• **Exercise prompt**: Reproduce the records below in full and without edits, omitting images.

• **Given information**:
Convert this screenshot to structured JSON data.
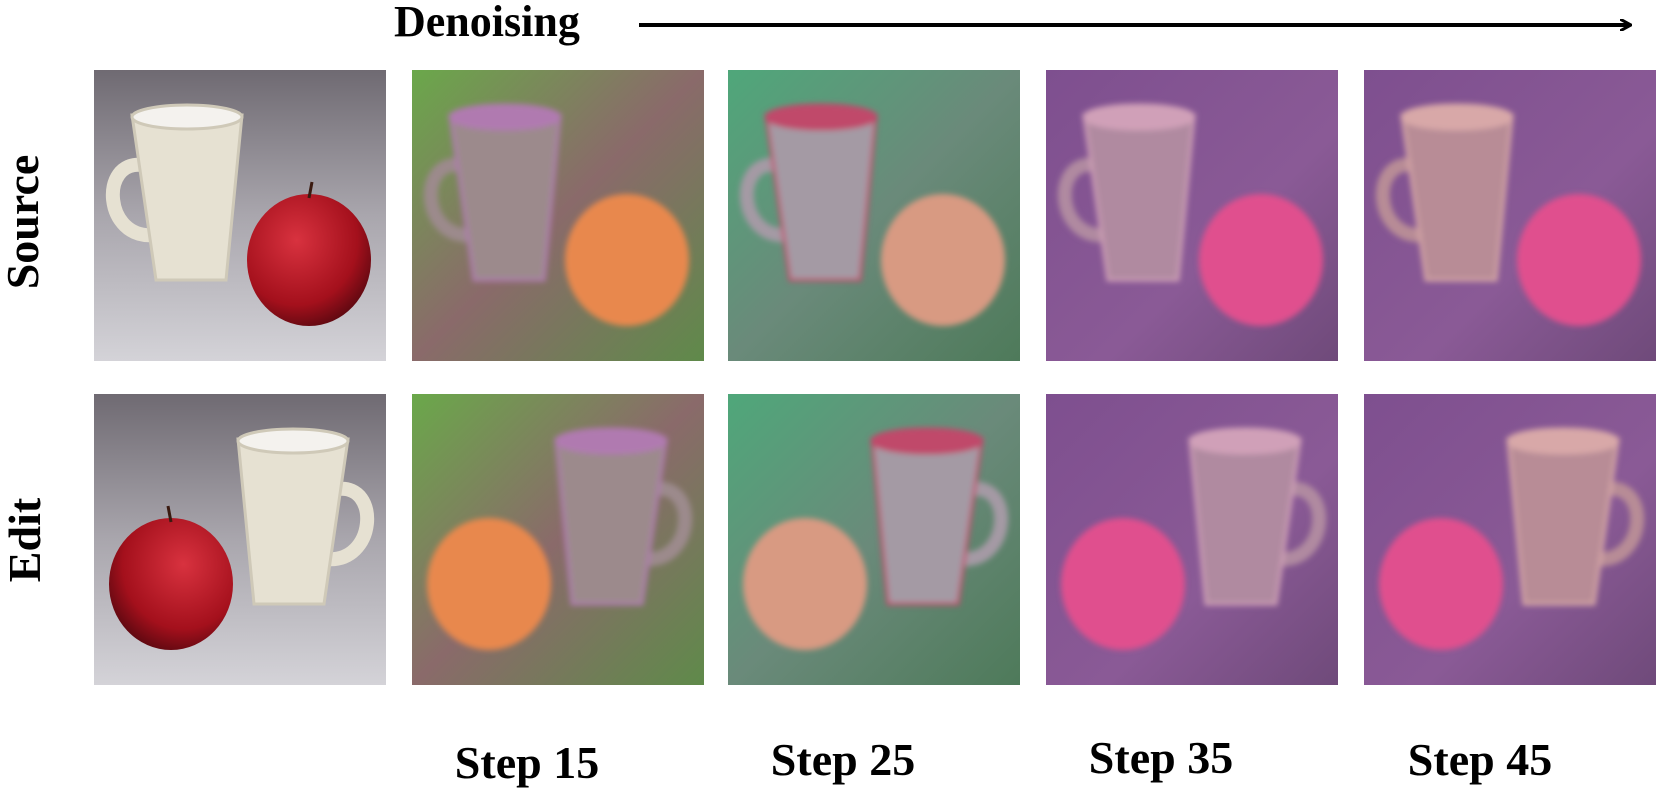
{
  "header": {
    "title": "Denoising"
  },
  "rows": [
    {
      "label": "Source"
    },
    {
      "label": "Edit"
    }
  ],
  "columns": [
    "Step 15",
    "Step 25",
    "Step 35",
    "Step 45"
  ]
}
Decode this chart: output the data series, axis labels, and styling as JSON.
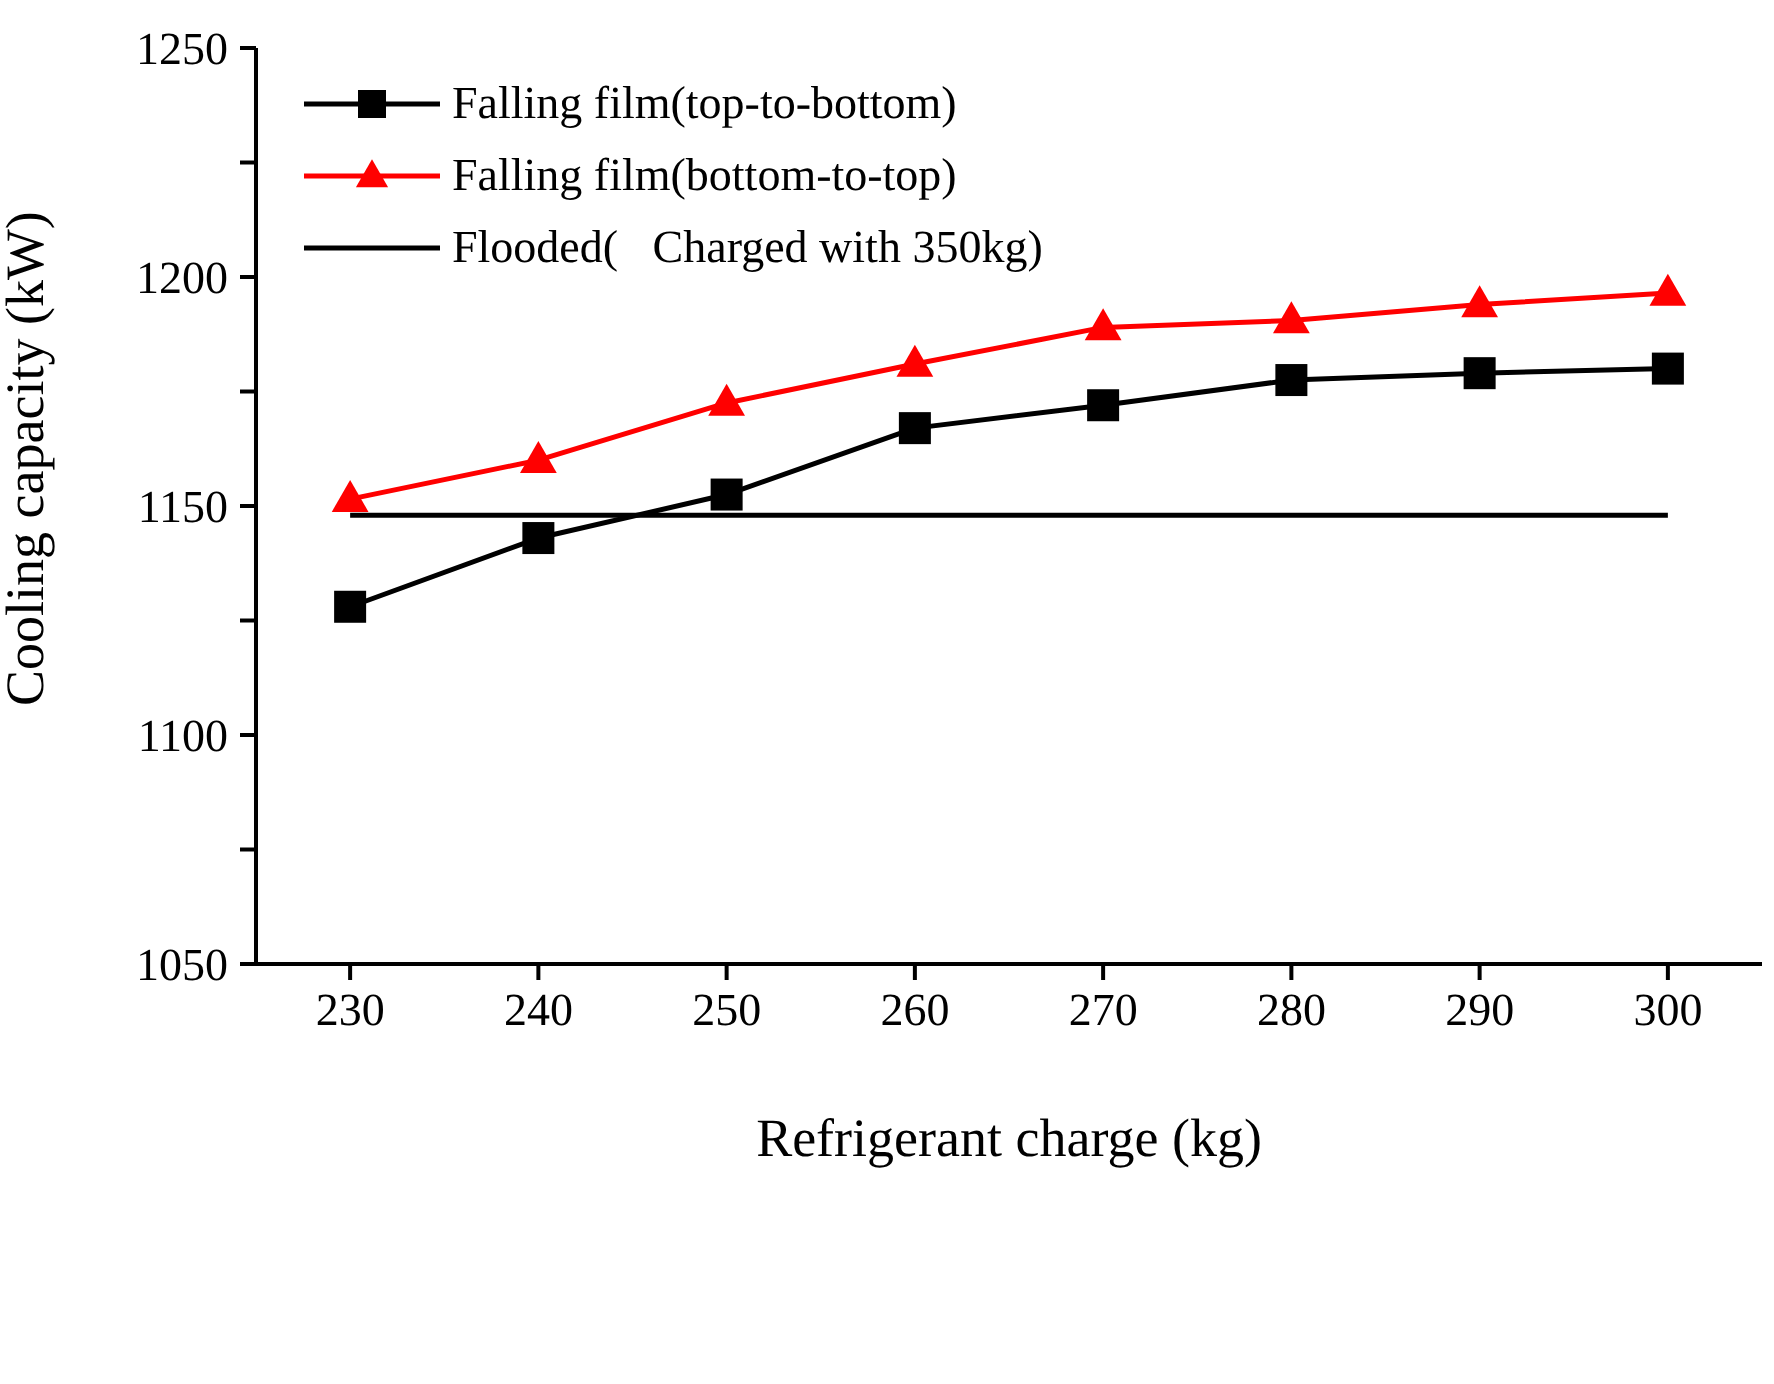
{
  "chart_data": {
    "type": "line",
    "xlabel": "Refrigerant charge (kg)",
    "ylabel": "Cooling capacity (kW)",
    "x": [
      230,
      240,
      250,
      260,
      270,
      280,
      290,
      300
    ],
    "series": [
      {
        "name": "Falling film(top-to-bottom)",
        "color": "#000000",
        "marker": "square",
        "values": [
          1128,
          1143,
          1152.5,
          1167,
          1172,
          1177.5,
          1179,
          1180
        ]
      },
      {
        "name": "Falling film(bottom-to-top)",
        "color": "#ff0000",
        "marker": "triangle",
        "values": [
          1151.5,
          1160,
          1172.5,
          1181,
          1189,
          1190.5,
          1194,
          1196.5
        ]
      },
      {
        "name": "Flooded(   Charged with 350kg)",
        "color": "#000000",
        "marker": "none",
        "x": [
          230,
          300
        ],
        "values": [
          1148,
          1148
        ]
      }
    ],
    "xlim": [
      225,
      305
    ],
    "xticks": [
      230,
      240,
      250,
      260,
      270,
      280,
      290,
      300
    ],
    "ylim": [
      1050,
      1250
    ],
    "yticks": [
      1050,
      {
        "value": 1075,
        "label": null
      },
      1100,
      {
        "value": 1125,
        "label": null
      },
      1150,
      {
        "value": 1175,
        "label": null
      },
      1200,
      {
        "value": 1225,
        "label": null
      },
      1250
    ],
    "grid": false,
    "legend": "top left",
    "line_style": "solid"
  }
}
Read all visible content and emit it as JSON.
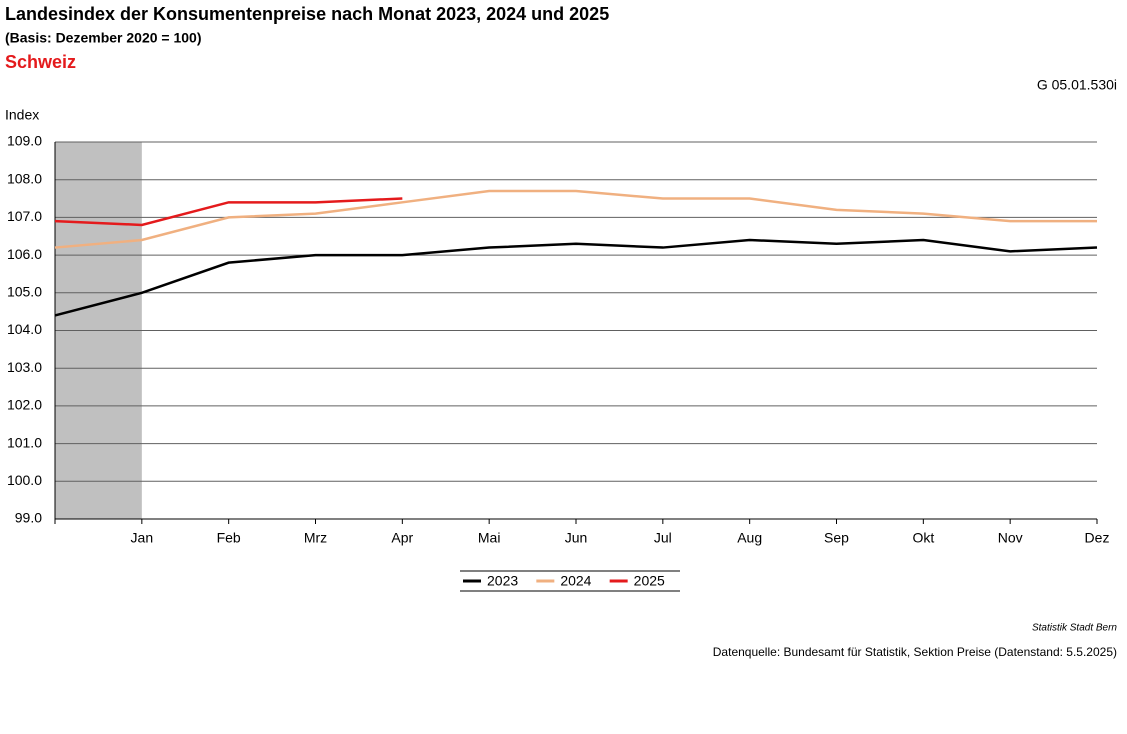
{
  "chart_data": {
    "type": "line",
    "title": "Landesindex der Konsumentenpreise nach Monat 2023, 2024 und 2025",
    "subtitle": "(Basis: Dezember 2020 = 100)",
    "region": "Schweiz",
    "code": "G 05.01.530i",
    "y_label": "Index",
    "credit": "Statistik Stadt Bern",
    "source": "Datenquelle: Bundesamt für Statistik, Sektion Preise (Datenstand: 5.5.2025)",
    "categories": [
      null,
      "Jan",
      "Feb",
      "Mrz",
      "Apr",
      "Mai",
      "Jun",
      "Jul",
      "Aug",
      "Sep",
      "Okt",
      "Nov",
      "Dez"
    ],
    "series": [
      {
        "name": "2023",
        "color": "#000000",
        "values": [
          104.4,
          105.0,
          105.8,
          106.0,
          106.0,
          106.2,
          106.3,
          106.2,
          106.4,
          106.3,
          106.4,
          106.1,
          106.2
        ]
      },
      {
        "name": "2024",
        "color": "#f0b080",
        "values": [
          106.2,
          106.4,
          107.0,
          107.1,
          107.4,
          107.7,
          107.7,
          107.5,
          107.5,
          107.2,
          107.1,
          106.9,
          106.9
        ]
      },
      {
        "name": "2025",
        "color": "#e41a1c",
        "values": [
          106.9,
          106.8,
          107.4,
          107.4,
          107.5,
          null,
          null,
          null,
          null,
          null,
          null,
          null,
          null
        ]
      }
    ],
    "ylim": [
      99,
      109
    ],
    "yticks": [
      {
        "value": 99,
        "label": "99.0"
      },
      {
        "value": 100,
        "label": "100.0"
      },
      {
        "value": 101,
        "label": "101.0"
      },
      {
        "value": 102,
        "label": "102.0"
      },
      {
        "value": 103,
        "label": "103.0"
      },
      {
        "value": 104,
        "label": "104.0"
      },
      {
        "value": 105,
        "label": "105.0"
      },
      {
        "value": 106,
        "label": "106.0"
      },
      {
        "value": 107,
        "label": "107.0"
      },
      {
        "value": 108,
        "label": "108.0"
      },
      {
        "value": 109,
        "label": "109.0"
      }
    ],
    "grid": true,
    "legend": "bottom"
  }
}
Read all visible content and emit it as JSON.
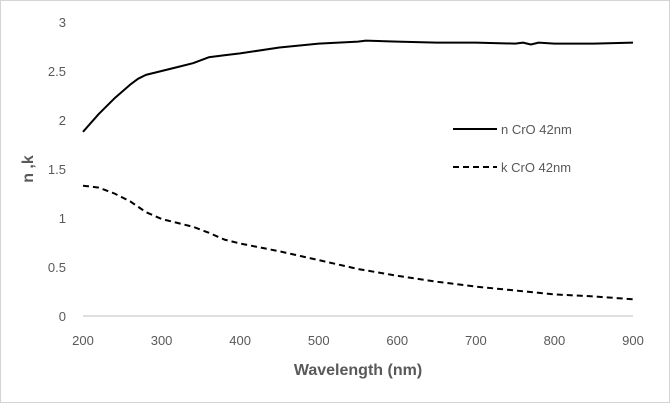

• **Full output**:
Convert this screenshot to structured JSON data.
{
  "header": {
    "title": "Denoising"
  },
  "rows": [
    {
      "label": "Source"
    },
    {
      "label": "Edit"
    }
  ],
  "columns": [
    "Step 15",
    "Step 25",
    "Step 35",
    "Step 45"
  ]
}
Decode this chart: output the data series, axis labels, and styling as JSON.
{
  "chart_data": {
    "type": "line",
    "xlabel": "Refrigerant charge (kg)",
    "ylabel": "Cooling capacity (kW)",
    "x": [
      230,
      240,
      250,
      260,
      270,
      280,
      290,
      300
    ],
    "series": [
      {
        "name": "Falling film(top-to-bottom)",
        "color": "#000000",
        "marker": "square",
        "values": [
          1128,
          1143,
          1152.5,
          1167,
          1172,
          1177.5,
          1179,
          1180
        ]
      },
      {
        "name": "Falling film(bottom-to-top)",
        "color": "#ff0000",
        "marker": "triangle",
        "values": [
          1151.5,
          1160,
          1172.5,
          1181,
          1189,
          1190.5,
          1194,
          1196.5
        ]
      },
      {
        "name": "Flooded(   Charged with 350kg)",
        "color": "#000000",
        "marker": "none",
        "x": [
          230,
          300
        ],
        "values": [
          1148,
          1148
        ]
      }
    ],
    "xlim": [
      225,
      305
    ],
    "xticks": [
      230,
      240,
      250,
      260,
      270,
      280,
      290,
      300
    ],
    "ylim": [
      1050,
      1250
    ],
    "yticks": [
      1050,
      {
        "value": 1075,
        "label": null
      },
      1100,
      {
        "value": 1125,
        "label": null
      },
      1150,
      {
        "value": 1175,
        "label": null
      },
      1200,
      {
        "value": 1225,
        "label": null
      },
      1250
    ],
    "grid": false,
    "legend": "top left",
    "line_style": "solid"
  }
}
Read all visible content and emit it as JSON.
{
  "chart_data": {
    "type": "line",
    "title": "Landesindex der Konsumentenpreise nach Monat 2023, 2024 und 2025",
    "subtitle": "(Basis: Dezember 2020 = 100)",
    "region": "Schweiz",
    "code": "G 05.01.530i",
    "y_label": "Index",
    "credit": "Statistik Stadt Bern",
    "source": "Datenquelle: Bundesamt für Statistik, Sektion Preise (Datenstand: 5.5.2025)",
    "categories": [
      null,
      "Jan",
      "Feb",
      "Mrz",
      "Apr",
      "Mai",
      "Jun",
      "Jul",
      "Aug",
      "Sep",
      "Okt",
      "Nov",
      "Dez"
    ],
    "series": [
      {
        "name": "2023",
        "color": "#000000",
        "values": [
          104.4,
          105.0,
          105.8,
          106.0,
          106.0,
          106.2,
          106.3,
          106.2,
          106.4,
          106.3,
          106.4,
          106.1,
          106.2
        ]
      },
      {
        "name": "2024",
        "color": "#f0b080",
        "values": [
          106.2,
          106.4,
          107.0,
          107.1,
          107.4,
          107.7,
          107.7,
          107.5,
          107.5,
          107.2,
          107.1,
          106.9,
          106.9
        ]
      },
      {
        "name": "2025",
        "color": "#e41a1c",
        "values": [
          106.9,
          106.8,
          107.4,
          107.4,
          107.5,
          null,
          null,
          null,
          null,
          null,
          null,
          null,
          null
        ]
      }
    ],
    "ylim": [
      99,
      109
    ],
    "yticks": [
      {
        "value": 99,
        "label": "99.0"
      },
      {
        "value": 100,
        "label": "100.0"
      },
      {
        "value": 101,
        "label": "101.0"
      },
      {
        "value": 102,
        "label": "102.0"
      },
      {
        "value": 103,
        "label": "103.0"
      },
      {
        "value": 104,
        "label": "104.0"
      },
      {
        "value": 105,
        "label": "105.0"
      },
      {
        "value": 106,
        "label": "106.0"
      },
      {
        "value": 107,
        "label": "107.0"
      },
      {
        "value": 108,
        "label": "108.0"
      },
      {
        "value": 109,
        "label": "109.0"
      }
    ],
    "grid": true,
    "legend": "bottom"
  }
}
Read all visible content and emit it as JSON.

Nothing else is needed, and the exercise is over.